### Aim of the task
Please give the listing again, word for word, with nothing left out.

### Stored data
----

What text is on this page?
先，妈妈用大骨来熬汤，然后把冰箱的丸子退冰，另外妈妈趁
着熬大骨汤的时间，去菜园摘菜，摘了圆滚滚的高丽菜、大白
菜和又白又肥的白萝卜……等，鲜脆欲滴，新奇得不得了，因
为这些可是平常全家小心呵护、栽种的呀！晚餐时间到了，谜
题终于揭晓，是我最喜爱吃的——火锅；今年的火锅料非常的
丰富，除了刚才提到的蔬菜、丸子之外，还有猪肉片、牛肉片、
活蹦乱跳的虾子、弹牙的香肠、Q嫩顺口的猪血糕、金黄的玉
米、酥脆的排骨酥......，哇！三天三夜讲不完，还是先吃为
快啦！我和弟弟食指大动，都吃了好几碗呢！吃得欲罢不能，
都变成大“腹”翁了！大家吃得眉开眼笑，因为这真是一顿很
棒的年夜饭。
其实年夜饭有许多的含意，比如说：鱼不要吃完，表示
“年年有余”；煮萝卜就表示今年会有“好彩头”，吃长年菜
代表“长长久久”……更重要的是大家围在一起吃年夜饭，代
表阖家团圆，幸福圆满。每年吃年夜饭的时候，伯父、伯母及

----

### Answer to this problem
What text is on this page?
先，妈妈用大骨来熬汤，然后把冰箱的丸子退冰，另外妈妈趁
着熬大骨汤的时间，去菜园摘菜，摘了圆滚滚的高丽菜、大白
菜和又白又肥的白萝卜……等，鲜脆欲滴，新奇得不得了，因
为这些可是平常全家小心呵护、栽种的呀！晚餐时间到了，谜
题终于揭晓，是我最喜爱吃的——火锅；今年的火锅料非常的
丰富，除了刚才提到的蔬菜、丸子之外，还有猪肉片、牛肉片、
活蹦乱跳的虾子、弹牙的香肠、Q嫩顺口的猪血糕、金黄的玉
米、酥脆的排骨酥......，哇！三天三夜讲不完，还是先吃为
快啦！我和弟弟食指大动，都吃了好几碗呢！吃得欲罢不能，
都变成大“腹”翁了！大家吃得眉开眼笑，因为这真是一顿很
棒的年夜饭。
其实年夜饭有许多的含意，比如说：鱼不要吃完，表示
“年年有余”；煮萝卜就表示今年会有“好彩头”，吃长年菜
代表“长长久久”……更重要的是大家围在一起吃年夜饭，代
表阖家团圆，幸福圆满。每年吃年夜饭的时候，伯父、伯母及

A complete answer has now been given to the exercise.